| BRIEF |
Gather from the listing below each line that includes the word "year", and copy it.
....
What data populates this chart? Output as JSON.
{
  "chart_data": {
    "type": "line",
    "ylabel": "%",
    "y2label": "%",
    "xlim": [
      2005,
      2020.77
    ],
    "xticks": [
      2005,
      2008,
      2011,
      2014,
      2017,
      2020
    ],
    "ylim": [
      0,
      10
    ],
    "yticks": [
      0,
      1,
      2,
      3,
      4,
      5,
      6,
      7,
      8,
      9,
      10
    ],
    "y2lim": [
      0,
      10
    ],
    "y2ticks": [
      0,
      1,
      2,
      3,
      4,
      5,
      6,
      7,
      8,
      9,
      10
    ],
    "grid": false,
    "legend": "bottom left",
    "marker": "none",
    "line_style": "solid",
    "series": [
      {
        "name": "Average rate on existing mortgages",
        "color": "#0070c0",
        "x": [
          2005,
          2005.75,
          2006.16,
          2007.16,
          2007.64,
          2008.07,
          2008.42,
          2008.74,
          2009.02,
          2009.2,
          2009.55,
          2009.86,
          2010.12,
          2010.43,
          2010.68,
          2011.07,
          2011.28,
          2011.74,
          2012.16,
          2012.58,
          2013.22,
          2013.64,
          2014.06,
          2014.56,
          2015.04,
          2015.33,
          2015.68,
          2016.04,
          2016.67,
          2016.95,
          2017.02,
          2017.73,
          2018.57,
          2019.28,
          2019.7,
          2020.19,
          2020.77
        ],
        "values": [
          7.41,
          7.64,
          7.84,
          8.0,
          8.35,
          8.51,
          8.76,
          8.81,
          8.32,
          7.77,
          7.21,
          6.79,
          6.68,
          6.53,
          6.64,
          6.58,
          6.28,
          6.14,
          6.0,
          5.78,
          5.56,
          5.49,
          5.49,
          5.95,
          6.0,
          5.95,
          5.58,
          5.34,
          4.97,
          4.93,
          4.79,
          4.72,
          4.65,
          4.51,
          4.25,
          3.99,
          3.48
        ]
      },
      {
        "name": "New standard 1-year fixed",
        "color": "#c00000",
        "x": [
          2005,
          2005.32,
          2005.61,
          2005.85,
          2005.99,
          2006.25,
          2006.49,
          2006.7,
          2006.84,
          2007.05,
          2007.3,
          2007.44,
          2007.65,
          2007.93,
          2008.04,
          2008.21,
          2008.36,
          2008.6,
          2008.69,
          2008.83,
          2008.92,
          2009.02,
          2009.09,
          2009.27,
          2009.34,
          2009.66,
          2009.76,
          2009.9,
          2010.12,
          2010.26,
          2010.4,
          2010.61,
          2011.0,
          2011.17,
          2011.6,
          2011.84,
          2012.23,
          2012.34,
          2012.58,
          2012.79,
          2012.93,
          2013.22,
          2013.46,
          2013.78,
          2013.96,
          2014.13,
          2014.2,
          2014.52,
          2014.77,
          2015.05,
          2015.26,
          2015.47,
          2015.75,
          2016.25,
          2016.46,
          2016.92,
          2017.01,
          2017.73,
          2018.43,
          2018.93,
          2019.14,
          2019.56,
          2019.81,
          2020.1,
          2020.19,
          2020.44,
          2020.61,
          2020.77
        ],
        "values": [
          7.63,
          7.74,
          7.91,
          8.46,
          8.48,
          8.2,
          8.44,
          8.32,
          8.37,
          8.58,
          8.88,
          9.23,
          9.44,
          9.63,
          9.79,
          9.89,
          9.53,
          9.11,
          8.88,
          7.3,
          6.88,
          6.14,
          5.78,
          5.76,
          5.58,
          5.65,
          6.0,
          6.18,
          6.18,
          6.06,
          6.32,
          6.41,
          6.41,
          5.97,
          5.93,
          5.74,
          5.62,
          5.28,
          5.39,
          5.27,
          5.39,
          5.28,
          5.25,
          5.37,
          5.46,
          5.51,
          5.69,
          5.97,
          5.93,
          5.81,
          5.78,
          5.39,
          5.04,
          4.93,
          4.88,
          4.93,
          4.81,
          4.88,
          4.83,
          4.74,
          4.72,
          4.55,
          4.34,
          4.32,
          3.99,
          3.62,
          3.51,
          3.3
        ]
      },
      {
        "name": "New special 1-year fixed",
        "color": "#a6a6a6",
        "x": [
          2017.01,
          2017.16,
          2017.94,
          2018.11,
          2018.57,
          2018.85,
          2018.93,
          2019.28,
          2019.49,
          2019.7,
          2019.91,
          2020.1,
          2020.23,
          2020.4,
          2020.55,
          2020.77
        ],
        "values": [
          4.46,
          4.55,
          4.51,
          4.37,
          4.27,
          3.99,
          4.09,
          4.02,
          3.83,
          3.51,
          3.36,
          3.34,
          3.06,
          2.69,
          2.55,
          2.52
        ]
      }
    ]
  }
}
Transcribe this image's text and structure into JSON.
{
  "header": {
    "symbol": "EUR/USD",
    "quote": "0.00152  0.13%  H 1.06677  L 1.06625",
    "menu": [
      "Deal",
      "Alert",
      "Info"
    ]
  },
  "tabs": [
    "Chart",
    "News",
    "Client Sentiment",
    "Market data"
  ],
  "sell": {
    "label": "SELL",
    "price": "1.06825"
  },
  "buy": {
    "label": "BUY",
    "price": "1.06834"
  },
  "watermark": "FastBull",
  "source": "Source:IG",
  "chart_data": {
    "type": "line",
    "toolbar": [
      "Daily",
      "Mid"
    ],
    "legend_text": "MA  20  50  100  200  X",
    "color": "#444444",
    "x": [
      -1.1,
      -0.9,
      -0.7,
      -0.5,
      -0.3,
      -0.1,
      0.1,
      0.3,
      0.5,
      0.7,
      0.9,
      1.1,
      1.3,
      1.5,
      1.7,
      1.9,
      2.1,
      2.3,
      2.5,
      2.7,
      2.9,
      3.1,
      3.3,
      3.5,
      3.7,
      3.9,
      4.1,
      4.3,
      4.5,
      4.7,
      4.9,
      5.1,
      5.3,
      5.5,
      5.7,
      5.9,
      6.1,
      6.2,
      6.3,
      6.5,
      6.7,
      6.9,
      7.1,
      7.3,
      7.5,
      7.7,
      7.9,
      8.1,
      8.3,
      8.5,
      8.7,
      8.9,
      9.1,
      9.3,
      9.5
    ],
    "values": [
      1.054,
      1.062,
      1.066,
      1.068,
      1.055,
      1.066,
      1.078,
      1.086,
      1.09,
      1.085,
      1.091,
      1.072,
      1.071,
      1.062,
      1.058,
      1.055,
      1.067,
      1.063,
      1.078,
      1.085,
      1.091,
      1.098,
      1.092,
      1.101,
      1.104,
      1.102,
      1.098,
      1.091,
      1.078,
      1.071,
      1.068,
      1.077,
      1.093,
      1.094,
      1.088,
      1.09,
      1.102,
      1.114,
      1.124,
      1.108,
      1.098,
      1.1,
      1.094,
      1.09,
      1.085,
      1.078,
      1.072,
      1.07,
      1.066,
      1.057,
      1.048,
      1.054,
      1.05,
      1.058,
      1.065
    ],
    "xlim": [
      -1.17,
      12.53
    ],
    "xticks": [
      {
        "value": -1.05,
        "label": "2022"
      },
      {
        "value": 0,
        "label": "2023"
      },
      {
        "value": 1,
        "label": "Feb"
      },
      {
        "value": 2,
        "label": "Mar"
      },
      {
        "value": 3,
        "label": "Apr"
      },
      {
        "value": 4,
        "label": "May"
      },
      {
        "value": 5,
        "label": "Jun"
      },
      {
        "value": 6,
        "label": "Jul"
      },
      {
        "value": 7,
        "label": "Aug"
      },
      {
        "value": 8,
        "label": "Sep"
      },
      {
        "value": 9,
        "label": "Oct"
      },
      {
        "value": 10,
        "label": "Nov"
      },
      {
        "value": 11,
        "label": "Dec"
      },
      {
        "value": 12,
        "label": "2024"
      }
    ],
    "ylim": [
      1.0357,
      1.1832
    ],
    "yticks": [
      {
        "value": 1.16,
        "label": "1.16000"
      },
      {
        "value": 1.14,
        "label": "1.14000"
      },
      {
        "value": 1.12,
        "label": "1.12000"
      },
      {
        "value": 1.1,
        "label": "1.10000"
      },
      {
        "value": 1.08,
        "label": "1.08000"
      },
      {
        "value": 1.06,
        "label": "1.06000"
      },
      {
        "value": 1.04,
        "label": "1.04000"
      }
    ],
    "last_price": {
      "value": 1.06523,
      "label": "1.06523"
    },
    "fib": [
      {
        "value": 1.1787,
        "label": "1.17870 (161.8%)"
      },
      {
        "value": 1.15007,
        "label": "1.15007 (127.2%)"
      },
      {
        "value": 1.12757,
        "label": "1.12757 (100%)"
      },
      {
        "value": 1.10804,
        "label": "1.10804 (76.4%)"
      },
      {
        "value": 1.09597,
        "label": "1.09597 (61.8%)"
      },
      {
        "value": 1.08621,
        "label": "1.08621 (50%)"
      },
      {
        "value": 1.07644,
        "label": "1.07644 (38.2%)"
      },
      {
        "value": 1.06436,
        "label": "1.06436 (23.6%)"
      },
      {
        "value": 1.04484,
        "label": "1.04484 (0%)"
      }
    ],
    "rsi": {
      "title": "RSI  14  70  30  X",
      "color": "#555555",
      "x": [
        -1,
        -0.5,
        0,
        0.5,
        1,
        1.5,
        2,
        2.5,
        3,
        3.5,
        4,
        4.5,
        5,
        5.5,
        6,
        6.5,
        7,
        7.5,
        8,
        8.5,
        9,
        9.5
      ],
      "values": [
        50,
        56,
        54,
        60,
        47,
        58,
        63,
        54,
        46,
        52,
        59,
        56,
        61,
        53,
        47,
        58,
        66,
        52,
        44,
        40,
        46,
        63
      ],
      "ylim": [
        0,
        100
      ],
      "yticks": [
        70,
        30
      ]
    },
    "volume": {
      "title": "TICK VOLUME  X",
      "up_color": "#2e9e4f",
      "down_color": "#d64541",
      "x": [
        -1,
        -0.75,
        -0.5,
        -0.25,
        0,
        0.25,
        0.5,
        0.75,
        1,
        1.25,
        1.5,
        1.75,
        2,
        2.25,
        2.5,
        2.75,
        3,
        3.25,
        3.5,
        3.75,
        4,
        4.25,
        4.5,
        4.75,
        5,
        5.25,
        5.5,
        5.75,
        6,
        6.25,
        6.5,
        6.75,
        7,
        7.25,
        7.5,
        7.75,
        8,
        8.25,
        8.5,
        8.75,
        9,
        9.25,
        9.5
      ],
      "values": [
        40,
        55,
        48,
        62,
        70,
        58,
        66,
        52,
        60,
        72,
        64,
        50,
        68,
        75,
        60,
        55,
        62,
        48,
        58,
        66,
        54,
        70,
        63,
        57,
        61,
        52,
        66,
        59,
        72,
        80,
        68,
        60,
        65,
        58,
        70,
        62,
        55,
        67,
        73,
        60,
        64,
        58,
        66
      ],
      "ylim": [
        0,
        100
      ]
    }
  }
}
....
| PROBLEM SOLUTION |
        "name": "New standard 1-year fixed",
        "name": "New special 1-year fixed",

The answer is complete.